'''
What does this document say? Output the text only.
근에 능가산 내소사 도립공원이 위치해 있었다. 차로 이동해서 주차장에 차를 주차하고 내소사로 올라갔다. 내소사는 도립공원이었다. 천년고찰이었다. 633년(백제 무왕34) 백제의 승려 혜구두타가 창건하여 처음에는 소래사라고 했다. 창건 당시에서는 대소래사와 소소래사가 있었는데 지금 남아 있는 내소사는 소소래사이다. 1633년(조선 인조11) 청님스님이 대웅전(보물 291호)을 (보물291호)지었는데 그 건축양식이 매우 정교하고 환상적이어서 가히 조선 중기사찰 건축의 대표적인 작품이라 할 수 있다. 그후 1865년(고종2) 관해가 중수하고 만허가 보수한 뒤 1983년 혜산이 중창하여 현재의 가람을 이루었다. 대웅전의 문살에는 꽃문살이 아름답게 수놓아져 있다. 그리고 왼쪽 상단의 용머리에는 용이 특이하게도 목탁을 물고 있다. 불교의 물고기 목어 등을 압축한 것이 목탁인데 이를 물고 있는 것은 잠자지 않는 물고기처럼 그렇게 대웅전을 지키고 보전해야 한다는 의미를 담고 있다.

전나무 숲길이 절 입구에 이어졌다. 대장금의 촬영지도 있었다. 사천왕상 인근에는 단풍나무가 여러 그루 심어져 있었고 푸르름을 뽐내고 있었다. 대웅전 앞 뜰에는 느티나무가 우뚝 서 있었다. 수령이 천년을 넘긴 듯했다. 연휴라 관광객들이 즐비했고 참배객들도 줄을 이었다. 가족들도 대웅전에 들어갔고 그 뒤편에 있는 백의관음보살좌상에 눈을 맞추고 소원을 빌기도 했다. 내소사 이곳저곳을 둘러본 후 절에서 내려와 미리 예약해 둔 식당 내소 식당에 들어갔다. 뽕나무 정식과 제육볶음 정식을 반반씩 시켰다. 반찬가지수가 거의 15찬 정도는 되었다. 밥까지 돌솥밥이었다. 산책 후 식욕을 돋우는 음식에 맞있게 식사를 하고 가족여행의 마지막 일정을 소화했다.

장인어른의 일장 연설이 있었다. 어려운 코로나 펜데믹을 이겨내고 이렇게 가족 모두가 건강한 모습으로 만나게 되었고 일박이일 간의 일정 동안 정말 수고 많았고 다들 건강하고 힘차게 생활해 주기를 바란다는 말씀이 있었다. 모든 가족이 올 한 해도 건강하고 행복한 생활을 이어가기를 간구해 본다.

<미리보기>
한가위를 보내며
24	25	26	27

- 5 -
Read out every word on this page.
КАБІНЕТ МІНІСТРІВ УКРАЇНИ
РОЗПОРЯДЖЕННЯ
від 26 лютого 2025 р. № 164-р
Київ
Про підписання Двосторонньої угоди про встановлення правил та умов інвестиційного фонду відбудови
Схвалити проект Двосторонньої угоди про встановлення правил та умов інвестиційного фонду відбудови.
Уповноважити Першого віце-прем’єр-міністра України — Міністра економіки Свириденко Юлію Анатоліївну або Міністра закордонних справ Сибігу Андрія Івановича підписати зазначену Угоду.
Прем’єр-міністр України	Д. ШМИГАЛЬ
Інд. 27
'''
▶ Exercise instructions: Return every line in the listing that contains the word "відбудови".

▶ Output of the exercise:
Про підписання Двосторонньої угоди про встановлення правил та умов інвестиційного фонду відбудови
Схвалити проект Двосторонньої угоди про встановлення правил та умов інвестиційного фонду відбудови.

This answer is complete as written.